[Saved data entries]
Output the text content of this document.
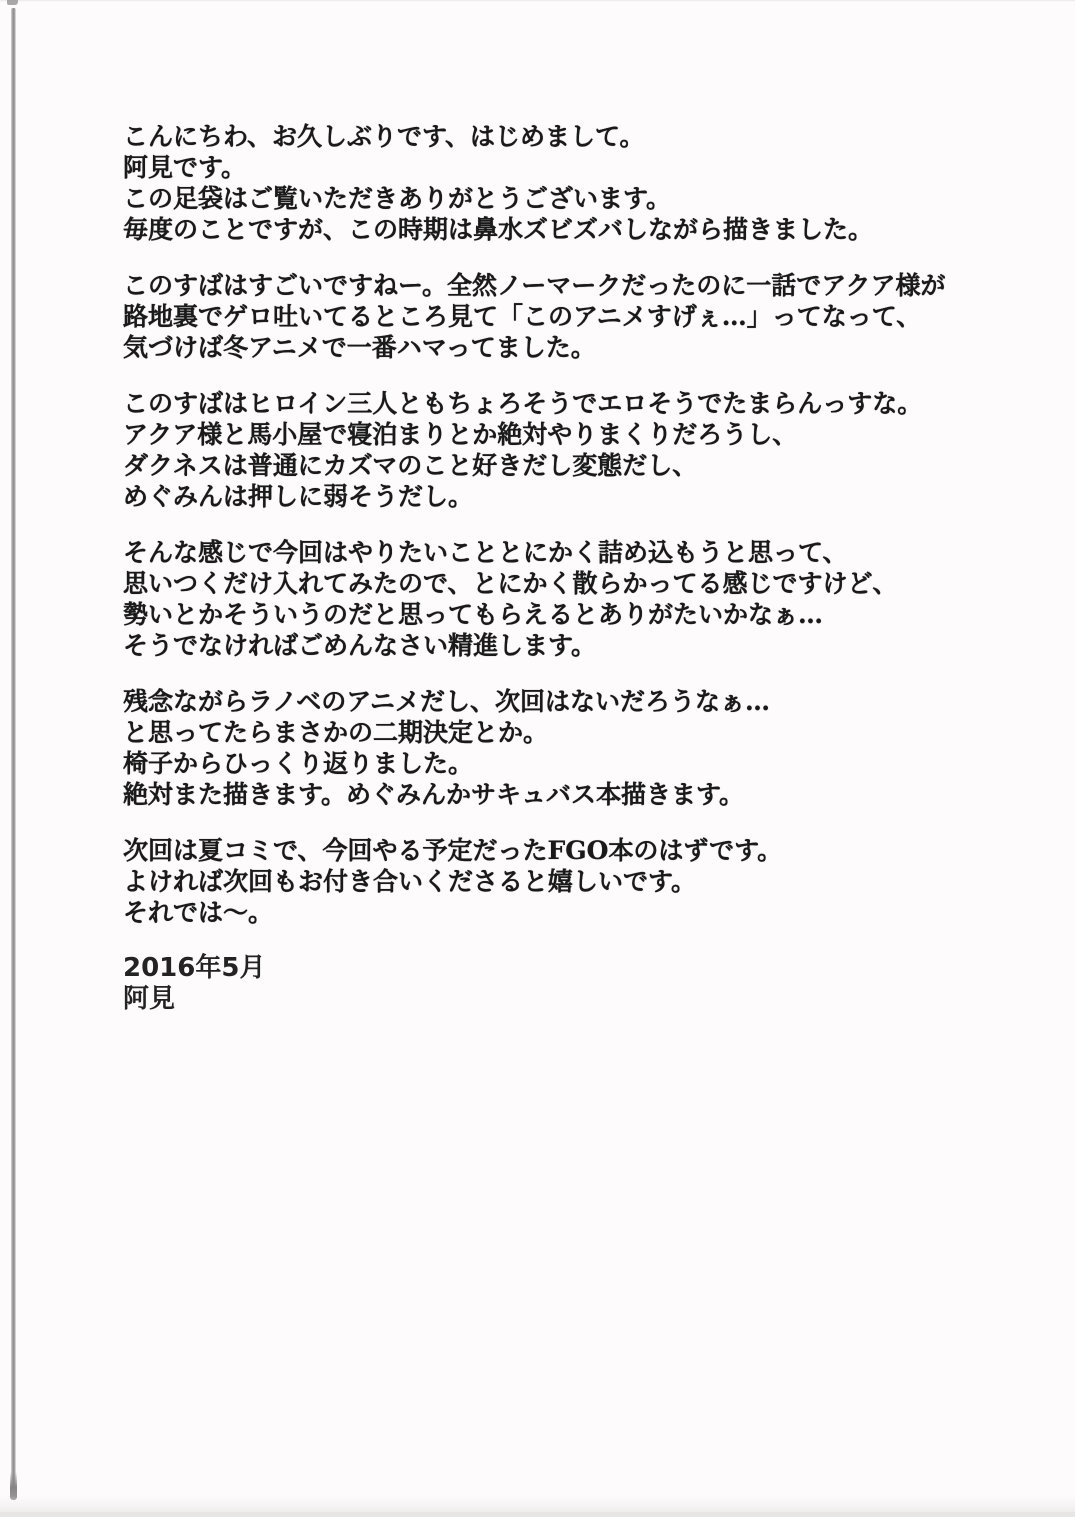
こんにちわ、お久しぶりです、はじめまして。
阿見です。
この足袋はご覧いただきありがとうございます。
毎度のことですが、この時期は鼻水ズビズバしながら描きました。
このすばはすごいですねー。全然ノーマークだったのに一話でアクア様が
路地裏でゲロ吐いてるところ見て「このアニメすげぇ…」ってなって、
気づけば冬アニメで一番ハマってました。
このすばはヒロイン三人ともちょろそうでエロそうでたまらんっすな。
アクア様と馬小屋で寝泊まりとか絶対やりまくりだろうし、
ダクネスは普通にカズマのこと好きだし変態だし、
めぐみんは押しに弱そうだし。
そんな感じで今回はやりたいこととにかく詰め込もうと思って、
思いつくだけ入れてみたので、とにかく散らかってる感じですけど、
勢いとかそういうのだと思ってもらえるとありがたいかなぁ…
そうでなければごめんなさい精進します。
残念ながらラノベのアニメだし、次回はないだろうなぁ…
と思ってたらまさかの二期決定とか。
椅子からひっくり返りました。
絶対また描きます。めぐみんかサキュバス本描きます。
次回は夏コミで、今回やる予定だったFGO本のはずです。
よければ次回もお付き合いくださると嬉しいです。
それでは〜。
2016年5月
阿見
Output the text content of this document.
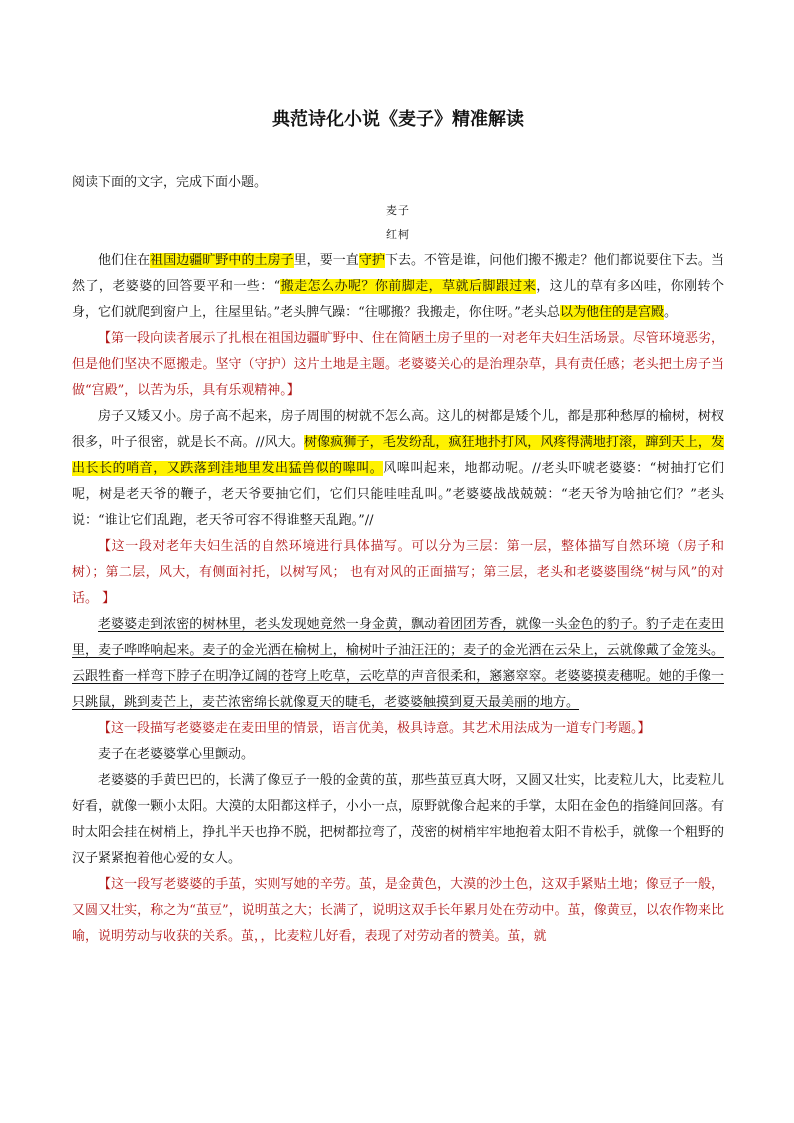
典范诗化小说《麦子》精准解读
阅读下面的文字，完成下面小题。
麦子
红柯

他们住在祖国边疆旷野中的土房子里，要一直守护下去。不管是谁，问他们搬不搬走？他们都说要住下去。当然了，老婆婆的回答要平和一些：“搬走怎么办呢？你前脚走，草就后脚跟过来，这儿的草有多凶哇，你刚转个身，它们就爬到窗户上，往屋里钻。”老头脾气躁：“往哪搬？我搬走，你住呀。”老头总以为他住的是宫殿。

【第一段向读者展示了扎根在祖国边疆旷野中、住在简陋土房子里的一对老年夫妇生活场景。尽管环境恶劣，但是他们坚决不愿搬走。坚守（守护）这片土地是主题。老婆婆关心的是治理杂草，具有责任感；老头把土房子当做“宫殿”，以苦为乐，具有乐观精神。】

房子又矮又小。房子高不起来，房子周围的树就不怎么高。这儿的树都是矮个儿，都是那种愁厚的榆树，树杈很多，叶子很密，就是长不高。//风大。树像疯狮子，毛发纷乱，疯狂地扑打风，风疼得满地打滚，蹿到天上，发出长长的哨音，又跌落到洼地里发出猛兽似的嗥叫。风嗥叫起来，地都动呢。//老头吓唬老婆婆：“树抽打它们呢，树是老天爷的鞭子，老天爷要抽它们，它们只能哇哇乱叫。”老婆婆战战兢兢：“老天爷为啥抽它们？”老头说：“谁让它们乱跑，老天爷可容不得谁整天乱跑。”//

【这一段对老年夫妇生活的自然环境进行具体描写。可以分为三层：第一层，整体描写自然环境（房子和树）；第二层，风大，有侧面衬托，以树写风； 也有对风的正面描写；第三层，老头和老婆婆围绕“树与风”的对话。 】

老婆婆走到浓密的树林里，老头发现她竟然一身金黄，飘动着团团芳香，就像一头金色的豹子。豹子走在麦田里，麦子哗哗响起来。麦子的金光洒在榆树上，榆树叶子油汪汪的；麦子的金光洒在云朵上，云就像戴了金笼头。云跟牲畜一样弯下脖子在明净辽阔的苍穹上吃草，云吃草的声音很柔和，窸窸窣窣。老婆婆摸麦穗呢。她的手像一只跳鼠，跳到麦芒上，麦芒浓密绵长就像夏天的睫毛，老婆婆触摸到夏天最美丽的地方。

【这一段描写老婆婆走在麦田里的情景，语言优美，极具诗意。其艺术用法成为一道专门考题。】

麦子在老婆婆掌心里颤动。

老婆婆的手黄巴巴的，长满了像豆子一般的金黄的茧，那些茧豆真大呀，又圆又壮实，比麦粒儿大，比麦粒儿好看，就像一颗小太阳。大漠的太阳都这样子，小小一点，原野就像合起来的手掌，太阳在金色的指缝间回落。有时太阳会挂在树梢上，挣扎半天也挣不脱，把树都拉弯了，茂密的树梢牢牢地抱着太阳不肯松手，就像一个粗野的汉子紧紧抱着他心爱的女人。

【这一段写老婆婆的手茧，实则写她的辛劳。茧，是金黄色，大漠的沙土色，这双手紧贴土地；像豆子一般，又圆又壮实，称之为“茧豆”，说明茧之大；长满了，说明这双手长年累月处在劳动中。茧，像黄豆，以农作物来比喻，说明劳动与收获的关系。茧，，比麦粒儿好看，表现了对劳动者的赞美。茧，就
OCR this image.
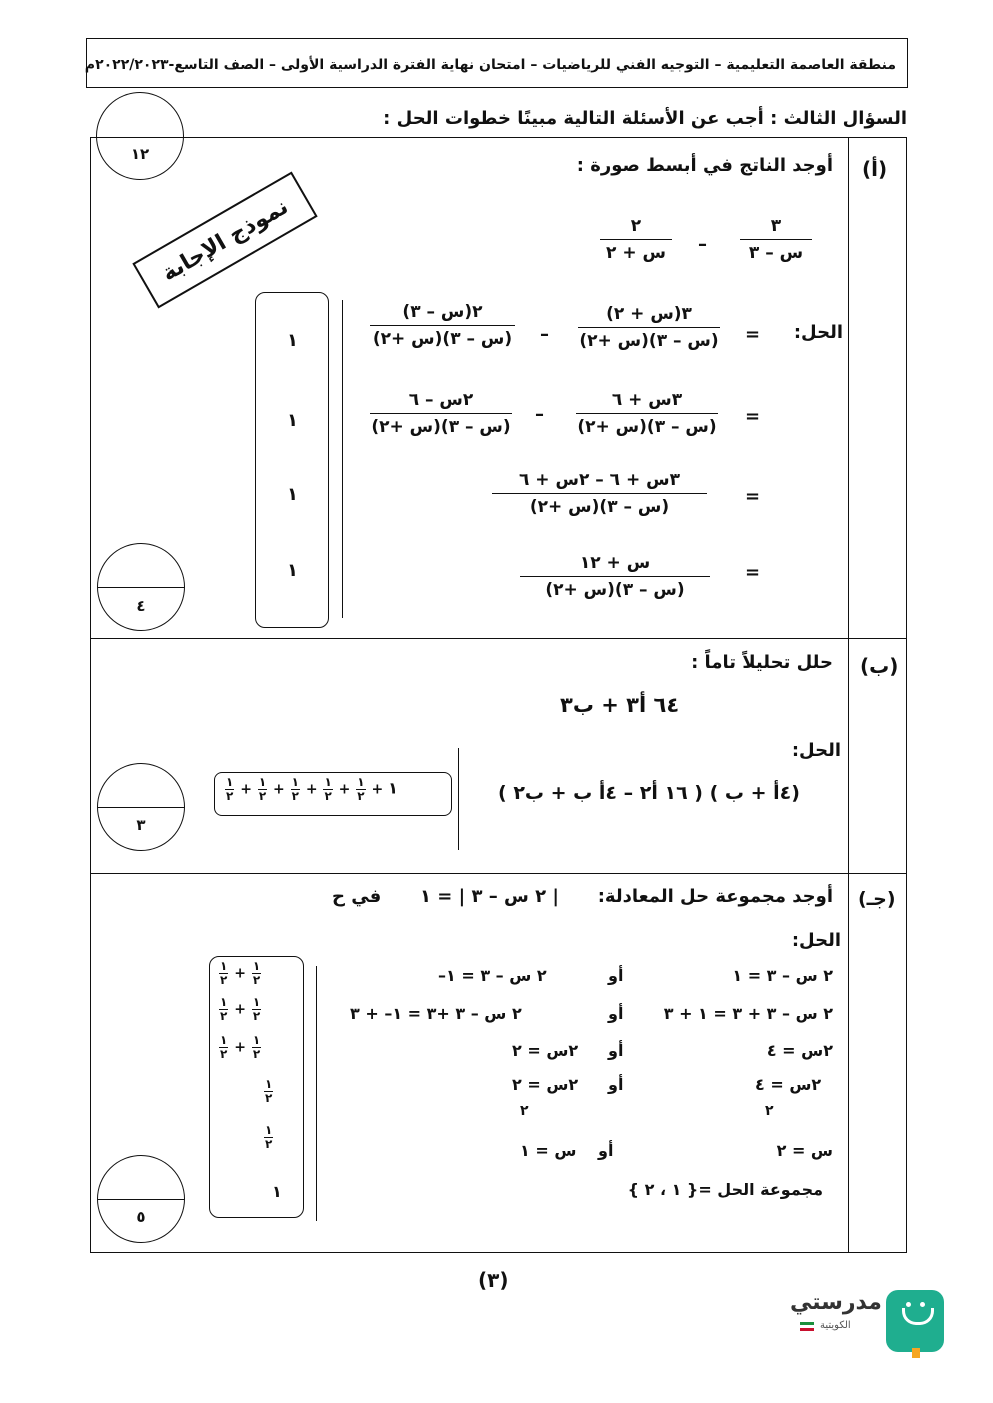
منطقة العاصمة التعليمية – التوجيه الفني للرياضيات – امتحان نهاية الفترة الدراسية الأولى – الصف التاسع-٢٠٢٢/٢٠٢٣م
السؤال الثالث : أجب عن الأسئلة التالية مبينًا خطوات الحل :
١٢
نموذج الإجابة
(أ)
أوجد الناتج في أبسط صورة :
٣
س – ٣
–
٢
س + ٢
الحل:
=
٣(س + ٢)
(س – ٣)(س +٢)
–
٢(س – ٣)
(س – ٣)(س +٢)
=
٣س + ٦
(س – ٣)(س +٢)
–
٢س – ٦
(س – ٣)(س +٢)
=
٣س + ٦ – ٢س + ٦
(س – ٣)(س +٢)
=
س + ١٢
(س – ٣)(س +٢)
١
١
١
١
٤
(ب)
حلل تحليلاً تاماً :
٦٤ أ٣ + ب٣
الحل:
(٤أ + ب ) ( ١٦ أ٢ – ٤أ ب + ب٢ )
١
٢ + ١
٢ + ١
٢ + ١
٢ + ١
٢ + ١
٣
(جـ)
أوجد مجموعة حل المعادلة:
| ٢ س – ٣ | = ١
في ح
الحل:
٢ س – ٣ = ١
أو
٢ س – ٣ = ١–
٢ س – ٣ + ٣ = ١ + ٣
أو
٢ س – ٣ +٣ = ١– + ٣
٢س = ٤
أو
٢س = ٢
٢س = ٤
٢
أو
٢س = ٢
٢
س = ٢
أو
س = ١
مجموعة الحل ={ ١ ، ٢ }
١
٢ + ١
٢
١
٢ + ١
٢
١
٢ + ١
٢
١
٢
١
٢
١
٥
(٣)
مدرستي
الكويتية
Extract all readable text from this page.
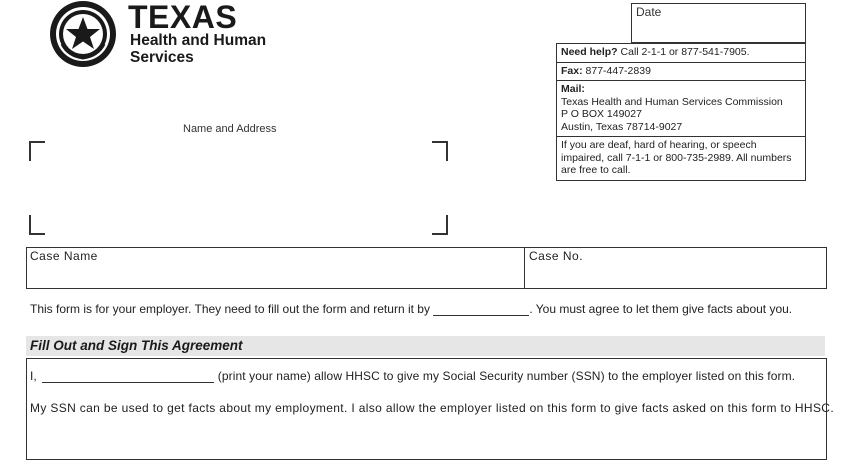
TEXAS
Health and Human
Services
Name and Address
Date
Need help? Call 2-1-1 or 877-541-7905.
Fax: 877-447-2839
Mail:
Texas Health and Human Services Commission
P O BOX 149027
Austin, Texas 78714-9027
If you are deaf, hard of hearing, or speech impaired, call 7-1-1 or 800-735-2989. All numbers are free to call.
Case Name	Case No.
This form is for your employer. They need to fill out the form and return it by	. You must agree to let them give facts about you.
Fill Out and Sign This Agreement
I,	(print your name) allow HHSC to give my Social Security number (SSN) to the employer listed on this form.
My SSN can be used to get facts about my employment. I also allow the employer listed on this form to give facts asked on this form to HHSC.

● EXERCISE REQUIREMENTS
The string "مجموعة" may appear in lines of the listing above; tally those lines and give the number only.

● RESULT
2